:: TASK PROMPT ::
The response must match the data below exactly, line for line.

Data items:
============
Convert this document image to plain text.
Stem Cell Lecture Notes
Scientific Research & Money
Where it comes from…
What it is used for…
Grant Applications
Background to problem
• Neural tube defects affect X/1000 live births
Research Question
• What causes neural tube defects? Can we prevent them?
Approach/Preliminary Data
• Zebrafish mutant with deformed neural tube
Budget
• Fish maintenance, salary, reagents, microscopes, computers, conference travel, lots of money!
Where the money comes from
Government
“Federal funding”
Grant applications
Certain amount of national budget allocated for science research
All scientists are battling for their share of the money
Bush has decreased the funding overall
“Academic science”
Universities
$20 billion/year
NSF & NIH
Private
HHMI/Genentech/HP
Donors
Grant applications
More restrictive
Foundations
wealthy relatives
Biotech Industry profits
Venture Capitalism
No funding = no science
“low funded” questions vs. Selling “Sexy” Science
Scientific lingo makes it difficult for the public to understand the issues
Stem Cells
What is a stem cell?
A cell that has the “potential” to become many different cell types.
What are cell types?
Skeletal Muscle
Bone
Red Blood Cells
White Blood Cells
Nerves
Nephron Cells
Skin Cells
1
============
:: SOLUTION ::
Convert this document image to plain text.
Stem Cell Lecture Notes
Scientific Research & Money
Where it comes from…
What it is used for…
Grant Applications
Background to problem
• Neural tube defects affect X/1000 live births
Research Question
• What causes neural tube defects? Can we prevent them?
Approach/Preliminary Data
• Zebrafish mutant with deformed neural tube
Budget
• Fish maintenance, salary, reagents, microscopes, computers, conference travel, lots of money!
Where the money comes from
Government
“Federal funding”
Grant applications
Certain amount of national budget allocated for science research
All scientists are battling for their share of the money
Bush has decreased the funding overall
“Academic science”
Universities
$20 billion/year
NSF & NIH
Private
HHMI/Genentech/HP
Donors
Grant applications
More restrictive
Foundations
wealthy relatives
Biotech Industry profits
Venture Capitalism
No funding = no science
“low funded” questions vs. Selling “Sexy” Science
Scientific lingo makes it difficult for the public to understand the issues
Stem Cells
What is a stem cell?
A cell that has the “potential” to become many different cell types.
What are cell types?
Skeletal Muscle
Bone
Red Blood Cells
White Blood Cells
Nerves
Nephron Cells
Skin Cells
1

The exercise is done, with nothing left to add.